# AIM OF THE TASK:
Transcribe the material below exactly as it appears.

# SUPPLIED ENTRIES:
____________________

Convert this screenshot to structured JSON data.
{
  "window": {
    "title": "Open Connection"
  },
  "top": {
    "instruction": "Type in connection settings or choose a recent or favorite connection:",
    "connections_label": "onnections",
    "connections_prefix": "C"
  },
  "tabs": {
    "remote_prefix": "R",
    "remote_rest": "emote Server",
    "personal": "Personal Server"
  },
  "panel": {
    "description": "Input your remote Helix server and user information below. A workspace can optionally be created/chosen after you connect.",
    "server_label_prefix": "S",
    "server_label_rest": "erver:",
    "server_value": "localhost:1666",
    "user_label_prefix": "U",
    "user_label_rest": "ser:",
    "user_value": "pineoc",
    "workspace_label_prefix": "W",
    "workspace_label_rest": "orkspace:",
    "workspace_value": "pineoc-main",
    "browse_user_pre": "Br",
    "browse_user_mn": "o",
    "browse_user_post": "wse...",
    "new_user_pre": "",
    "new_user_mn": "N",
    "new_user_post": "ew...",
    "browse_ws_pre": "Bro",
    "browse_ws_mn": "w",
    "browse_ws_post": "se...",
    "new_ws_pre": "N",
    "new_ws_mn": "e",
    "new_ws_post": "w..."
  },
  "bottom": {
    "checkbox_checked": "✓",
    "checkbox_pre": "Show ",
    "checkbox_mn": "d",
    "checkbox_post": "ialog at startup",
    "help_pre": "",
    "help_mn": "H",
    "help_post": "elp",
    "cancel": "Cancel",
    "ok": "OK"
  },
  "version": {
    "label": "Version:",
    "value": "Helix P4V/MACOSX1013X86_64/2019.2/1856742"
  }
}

____________________

# ANSWER TO THE EXERCISE:
Convert this screenshot to structured JSON data.
{
  "window": {
    "title": "Open Connection"
  },
  "top": {
    "instruction": "Type in connection settings or choose a recent or favorite connection:",
    "connections_label": "onnections",
    "connections_prefix": "C"
  },
  "tabs": {
    "remote_prefix": "R",
    "remote_rest": "emote Server",
    "personal": "Personal Server"
  },
  "panel": {
    "description": "Input your remote Helix server and user information below. A workspace can optionally be created/chosen after you connect.",
    "server_label_prefix": "S",
    "server_label_rest": "erver:",
    "server_value": "localhost:1666",
    "user_label_prefix": "U",
    "user_label_rest": "ser:",
    "user_value": "pineoc",
    "workspace_label_prefix": "W",
    "workspace_label_rest": "orkspace:",
    "workspace_value": "pineoc-main",
    "browse_user_pre": "Br",
    "browse_user_mn": "o",
    "browse_user_post": "wse...",
    "new_user_pre": "",
    "new_user_mn": "N",
    "new_user_post": "ew...",
    "browse_ws_pre": "Bro",
    "browse_ws_mn": "w",
    "browse_ws_post": "se...",
    "new_ws_pre": "N",
    "new_ws_mn": "e",
    "new_ws_post": "w..."
  },
  "bottom": {
    "checkbox_checked": "✓",
    "checkbox_pre": "Show ",
    "checkbox_mn": "d",
    "checkbox_post": "ialog at startup",
    "help_pre": "",
    "help_mn": "H",
    "help_post": "elp",
    "cancel": "Cancel",
    "ok": "OK"
  },
  "version": {
    "label": "Version:",
    "value": "Helix P4V/MACOSX1013X86_64/2019.2/1856742"
  }
}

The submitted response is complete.